DATA FOR PROCESSING:
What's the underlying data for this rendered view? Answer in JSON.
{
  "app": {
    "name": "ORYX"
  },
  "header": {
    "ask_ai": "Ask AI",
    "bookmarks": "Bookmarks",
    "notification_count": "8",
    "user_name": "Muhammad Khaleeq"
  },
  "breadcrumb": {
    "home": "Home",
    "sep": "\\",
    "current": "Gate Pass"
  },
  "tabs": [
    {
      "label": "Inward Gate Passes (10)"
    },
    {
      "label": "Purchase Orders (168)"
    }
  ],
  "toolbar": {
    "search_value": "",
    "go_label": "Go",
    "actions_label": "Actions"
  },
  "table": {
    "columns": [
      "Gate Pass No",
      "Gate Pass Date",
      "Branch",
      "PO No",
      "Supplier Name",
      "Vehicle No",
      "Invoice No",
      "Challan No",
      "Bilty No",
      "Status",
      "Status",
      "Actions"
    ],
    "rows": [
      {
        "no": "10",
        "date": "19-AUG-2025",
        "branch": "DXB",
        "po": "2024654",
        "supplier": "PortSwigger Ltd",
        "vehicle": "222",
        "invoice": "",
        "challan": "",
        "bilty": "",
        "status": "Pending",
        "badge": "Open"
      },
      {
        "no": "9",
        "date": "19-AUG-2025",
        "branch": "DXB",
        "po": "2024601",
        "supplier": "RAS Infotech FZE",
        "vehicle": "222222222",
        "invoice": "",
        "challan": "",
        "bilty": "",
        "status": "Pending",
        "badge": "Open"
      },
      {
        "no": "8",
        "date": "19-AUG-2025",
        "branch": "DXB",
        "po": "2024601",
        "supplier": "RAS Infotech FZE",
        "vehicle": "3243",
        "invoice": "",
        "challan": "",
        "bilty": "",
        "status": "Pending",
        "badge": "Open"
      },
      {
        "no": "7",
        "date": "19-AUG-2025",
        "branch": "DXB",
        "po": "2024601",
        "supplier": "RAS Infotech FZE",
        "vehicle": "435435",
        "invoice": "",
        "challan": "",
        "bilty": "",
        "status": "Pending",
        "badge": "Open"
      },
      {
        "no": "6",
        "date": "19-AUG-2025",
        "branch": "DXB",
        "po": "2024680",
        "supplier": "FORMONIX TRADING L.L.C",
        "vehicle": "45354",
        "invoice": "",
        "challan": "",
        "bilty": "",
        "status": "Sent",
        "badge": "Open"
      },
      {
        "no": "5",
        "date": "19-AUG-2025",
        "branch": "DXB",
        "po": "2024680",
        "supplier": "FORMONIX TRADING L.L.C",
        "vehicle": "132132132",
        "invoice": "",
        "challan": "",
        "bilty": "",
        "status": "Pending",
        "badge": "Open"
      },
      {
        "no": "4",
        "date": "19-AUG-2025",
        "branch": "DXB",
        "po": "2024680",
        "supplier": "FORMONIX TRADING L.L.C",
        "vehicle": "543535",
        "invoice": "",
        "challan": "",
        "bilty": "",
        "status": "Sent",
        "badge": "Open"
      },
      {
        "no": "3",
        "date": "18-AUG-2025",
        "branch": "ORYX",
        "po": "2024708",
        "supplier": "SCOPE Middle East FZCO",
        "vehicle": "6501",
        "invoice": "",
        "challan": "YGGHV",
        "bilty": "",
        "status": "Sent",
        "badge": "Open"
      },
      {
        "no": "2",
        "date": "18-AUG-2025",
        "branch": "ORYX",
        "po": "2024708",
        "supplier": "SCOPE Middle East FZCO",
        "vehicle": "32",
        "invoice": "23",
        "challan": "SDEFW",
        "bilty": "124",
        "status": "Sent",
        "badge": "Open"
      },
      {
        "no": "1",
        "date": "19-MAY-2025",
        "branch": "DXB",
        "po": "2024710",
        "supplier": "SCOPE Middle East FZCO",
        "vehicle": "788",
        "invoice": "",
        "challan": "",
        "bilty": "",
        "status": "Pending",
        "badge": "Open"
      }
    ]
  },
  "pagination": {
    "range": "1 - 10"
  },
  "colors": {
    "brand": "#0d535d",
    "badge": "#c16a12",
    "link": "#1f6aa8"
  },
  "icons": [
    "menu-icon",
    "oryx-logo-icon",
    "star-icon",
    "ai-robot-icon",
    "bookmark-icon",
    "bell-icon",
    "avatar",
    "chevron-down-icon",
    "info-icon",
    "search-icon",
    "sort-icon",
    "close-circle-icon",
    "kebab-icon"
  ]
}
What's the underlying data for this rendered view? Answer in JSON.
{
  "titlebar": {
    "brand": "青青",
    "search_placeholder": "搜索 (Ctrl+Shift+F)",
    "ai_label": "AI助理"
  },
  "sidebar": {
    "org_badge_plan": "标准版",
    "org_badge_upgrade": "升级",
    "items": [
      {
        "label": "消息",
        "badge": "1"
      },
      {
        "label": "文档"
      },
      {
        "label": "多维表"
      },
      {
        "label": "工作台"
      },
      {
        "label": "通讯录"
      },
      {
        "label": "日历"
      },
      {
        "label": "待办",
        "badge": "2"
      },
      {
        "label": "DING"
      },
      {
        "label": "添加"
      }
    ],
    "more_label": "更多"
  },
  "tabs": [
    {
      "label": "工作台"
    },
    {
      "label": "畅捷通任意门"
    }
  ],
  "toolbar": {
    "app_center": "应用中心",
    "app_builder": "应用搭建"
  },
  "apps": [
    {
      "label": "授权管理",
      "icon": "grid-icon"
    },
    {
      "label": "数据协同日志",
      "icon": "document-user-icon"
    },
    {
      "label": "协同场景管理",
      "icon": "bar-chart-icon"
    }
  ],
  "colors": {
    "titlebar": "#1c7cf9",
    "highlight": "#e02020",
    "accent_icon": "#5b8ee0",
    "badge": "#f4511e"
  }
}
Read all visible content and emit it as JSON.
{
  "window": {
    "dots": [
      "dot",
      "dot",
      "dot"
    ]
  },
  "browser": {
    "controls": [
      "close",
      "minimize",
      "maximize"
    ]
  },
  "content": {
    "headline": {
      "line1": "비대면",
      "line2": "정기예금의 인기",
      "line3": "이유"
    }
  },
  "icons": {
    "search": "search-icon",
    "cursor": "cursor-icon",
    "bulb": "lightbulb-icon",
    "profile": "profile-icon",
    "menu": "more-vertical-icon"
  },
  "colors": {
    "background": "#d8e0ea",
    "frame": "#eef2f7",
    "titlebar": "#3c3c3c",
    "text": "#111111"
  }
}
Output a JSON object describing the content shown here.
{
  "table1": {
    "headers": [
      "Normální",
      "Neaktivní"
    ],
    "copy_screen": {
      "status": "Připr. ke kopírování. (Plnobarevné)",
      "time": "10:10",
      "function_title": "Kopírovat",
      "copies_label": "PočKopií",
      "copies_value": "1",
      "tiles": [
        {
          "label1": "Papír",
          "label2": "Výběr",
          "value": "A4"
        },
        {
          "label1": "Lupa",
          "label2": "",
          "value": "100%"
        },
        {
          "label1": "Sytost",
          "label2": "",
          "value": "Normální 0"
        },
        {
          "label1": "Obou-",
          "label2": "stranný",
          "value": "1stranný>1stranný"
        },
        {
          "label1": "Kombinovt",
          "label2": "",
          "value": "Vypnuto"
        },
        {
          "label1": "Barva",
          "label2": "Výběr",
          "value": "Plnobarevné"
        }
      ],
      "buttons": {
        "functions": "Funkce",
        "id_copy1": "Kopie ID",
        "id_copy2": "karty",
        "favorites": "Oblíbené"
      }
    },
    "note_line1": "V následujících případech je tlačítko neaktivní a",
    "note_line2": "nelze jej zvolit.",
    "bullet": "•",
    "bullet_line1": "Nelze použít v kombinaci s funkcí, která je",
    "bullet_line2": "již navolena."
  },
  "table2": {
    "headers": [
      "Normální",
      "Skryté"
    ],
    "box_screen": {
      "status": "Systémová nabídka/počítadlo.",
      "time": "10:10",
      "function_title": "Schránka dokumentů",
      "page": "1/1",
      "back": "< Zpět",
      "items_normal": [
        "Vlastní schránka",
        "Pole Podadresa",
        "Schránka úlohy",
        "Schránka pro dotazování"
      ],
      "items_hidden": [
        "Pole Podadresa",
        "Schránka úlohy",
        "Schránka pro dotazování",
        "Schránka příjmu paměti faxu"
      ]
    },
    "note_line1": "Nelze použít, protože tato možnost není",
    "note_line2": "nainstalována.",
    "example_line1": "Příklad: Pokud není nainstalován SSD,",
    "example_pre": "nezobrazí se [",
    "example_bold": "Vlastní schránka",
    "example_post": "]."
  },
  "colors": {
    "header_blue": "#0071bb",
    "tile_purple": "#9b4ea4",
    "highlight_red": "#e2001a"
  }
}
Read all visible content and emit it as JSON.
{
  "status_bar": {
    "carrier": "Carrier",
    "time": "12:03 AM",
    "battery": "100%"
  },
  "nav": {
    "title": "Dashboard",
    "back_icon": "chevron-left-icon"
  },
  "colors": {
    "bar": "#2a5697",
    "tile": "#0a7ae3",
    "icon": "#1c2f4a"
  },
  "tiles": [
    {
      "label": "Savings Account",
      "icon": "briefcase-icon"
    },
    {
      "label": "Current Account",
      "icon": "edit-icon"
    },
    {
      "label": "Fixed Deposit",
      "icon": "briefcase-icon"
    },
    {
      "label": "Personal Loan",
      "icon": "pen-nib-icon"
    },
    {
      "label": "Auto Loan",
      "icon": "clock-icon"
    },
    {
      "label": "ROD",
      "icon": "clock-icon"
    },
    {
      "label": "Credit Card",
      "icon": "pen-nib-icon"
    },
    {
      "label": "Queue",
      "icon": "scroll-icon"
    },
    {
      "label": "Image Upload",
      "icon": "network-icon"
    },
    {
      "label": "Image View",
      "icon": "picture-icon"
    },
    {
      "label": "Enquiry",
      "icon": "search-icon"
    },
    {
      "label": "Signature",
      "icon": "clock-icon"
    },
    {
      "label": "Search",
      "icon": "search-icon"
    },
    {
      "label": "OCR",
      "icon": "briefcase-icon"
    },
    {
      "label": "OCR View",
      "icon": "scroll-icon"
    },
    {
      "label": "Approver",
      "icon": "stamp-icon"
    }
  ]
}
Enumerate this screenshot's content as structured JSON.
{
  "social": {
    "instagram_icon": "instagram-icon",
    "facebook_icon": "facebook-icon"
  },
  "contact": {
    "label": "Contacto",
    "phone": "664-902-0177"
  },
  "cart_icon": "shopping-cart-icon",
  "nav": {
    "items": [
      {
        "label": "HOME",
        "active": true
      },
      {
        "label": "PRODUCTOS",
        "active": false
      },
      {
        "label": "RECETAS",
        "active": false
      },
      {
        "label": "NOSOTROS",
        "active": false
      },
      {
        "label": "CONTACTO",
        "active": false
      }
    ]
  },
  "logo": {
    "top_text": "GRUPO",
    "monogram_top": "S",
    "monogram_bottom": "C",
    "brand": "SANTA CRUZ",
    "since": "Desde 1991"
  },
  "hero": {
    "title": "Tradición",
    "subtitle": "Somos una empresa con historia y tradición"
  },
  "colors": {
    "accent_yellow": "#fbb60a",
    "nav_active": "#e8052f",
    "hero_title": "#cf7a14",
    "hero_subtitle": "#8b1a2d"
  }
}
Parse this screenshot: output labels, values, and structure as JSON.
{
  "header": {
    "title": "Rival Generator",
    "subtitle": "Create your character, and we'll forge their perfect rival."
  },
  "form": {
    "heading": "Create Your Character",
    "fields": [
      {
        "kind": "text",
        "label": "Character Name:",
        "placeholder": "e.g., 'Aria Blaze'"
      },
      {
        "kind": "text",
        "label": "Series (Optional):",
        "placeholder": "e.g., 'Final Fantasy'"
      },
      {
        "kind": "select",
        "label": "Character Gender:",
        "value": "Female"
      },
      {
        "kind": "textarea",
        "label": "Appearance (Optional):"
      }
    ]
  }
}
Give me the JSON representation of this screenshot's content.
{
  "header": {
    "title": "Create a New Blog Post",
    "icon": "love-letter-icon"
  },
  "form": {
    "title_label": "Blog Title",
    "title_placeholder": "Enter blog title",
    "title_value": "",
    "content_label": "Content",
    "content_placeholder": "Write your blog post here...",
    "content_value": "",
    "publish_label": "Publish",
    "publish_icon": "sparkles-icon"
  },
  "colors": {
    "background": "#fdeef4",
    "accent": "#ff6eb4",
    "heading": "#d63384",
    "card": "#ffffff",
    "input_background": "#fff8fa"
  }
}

OBJECTIVE: Starting from the line containing "Give me the", repeat each line through the end of the entries, exactly.

TASK RESPONSE:
Give me the JSON representation of this screenshot's content.
{
  "header": {
    "title": "Create a New Blog Post",
    "icon": "love-letter-icon"
  },
  "form": {
    "title_label": "Blog Title",
    "title_placeholder": "Enter blog title",
    "title_value": "",
    "content_label": "Content",
    "content_placeholder": "Write your blog post here...",
    "content_value": "",
    "publish_label": "Publish",
    "publish_icon": "sparkles-icon"
  },
  "colors": {
    "background": "#fdeef4",
    "accent": "#ff6eb4",
    "heading": "#d63384",
    "card": "#ffffff",
    "input_background": "#fff8fa"
  }
}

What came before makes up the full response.